DO THIS: Copy each line exactly. Leave nothing out.
#### STORED RECORDS
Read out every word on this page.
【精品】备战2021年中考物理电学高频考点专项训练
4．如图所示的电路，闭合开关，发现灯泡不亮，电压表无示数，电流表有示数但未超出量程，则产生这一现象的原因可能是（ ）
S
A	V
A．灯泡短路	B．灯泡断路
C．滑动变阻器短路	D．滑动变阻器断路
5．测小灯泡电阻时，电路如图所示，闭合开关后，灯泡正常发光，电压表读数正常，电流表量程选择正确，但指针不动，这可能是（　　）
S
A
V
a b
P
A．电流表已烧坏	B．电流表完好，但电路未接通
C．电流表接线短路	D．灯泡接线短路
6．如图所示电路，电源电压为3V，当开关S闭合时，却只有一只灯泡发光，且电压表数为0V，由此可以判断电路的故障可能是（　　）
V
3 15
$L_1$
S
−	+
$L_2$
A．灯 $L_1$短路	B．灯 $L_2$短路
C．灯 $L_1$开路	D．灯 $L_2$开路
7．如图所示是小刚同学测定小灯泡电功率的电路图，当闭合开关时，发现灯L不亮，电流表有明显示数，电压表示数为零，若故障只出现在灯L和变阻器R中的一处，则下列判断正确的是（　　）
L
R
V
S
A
########
COMPLETED TASK:
Read out every word on this page.
【精品】备战2021年中考物理电学高频考点专项训练
4．如图所示的电路，闭合开关，发现灯泡不亮，电压表无示数，电流表有示数但未超出量程，则产生这一现象的原因可能是（ ）
S
A	V
A．灯泡短路	B．灯泡断路
C．滑动变阻器短路	D．滑动变阻器断路
5．测小灯泡电阻时，电路如图所示，闭合开关后，灯泡正常发光，电压表读数正常，电流表量程选择正确，但指针不动，这可能是（　　）
S
A
V
a b
P
A．电流表已烧坏	B．电流表完好，但电路未接通
C．电流表接线短路	D．灯泡接线短路
6．如图所示电路，电源电压为3V，当开关S闭合时，却只有一只灯泡发光，且电压表数为0V，由此可以判断电路的故障可能是（　　）
V
3 15
$L_1$
S
−	+
$L_2$
A．灯 $L_1$短路	B．灯 $L_2$短路
C．灯 $L_1$开路	D．灯 $L_2$开路
7．如图所示是小刚同学测定小灯泡电功率的电路图，当闭合开关时，发现灯L不亮，电流表有明显示数，电压表示数为零，若故障只出现在灯L和变阻器R中的一处，则下列判断正确的是（　　）
L
R
V
S
A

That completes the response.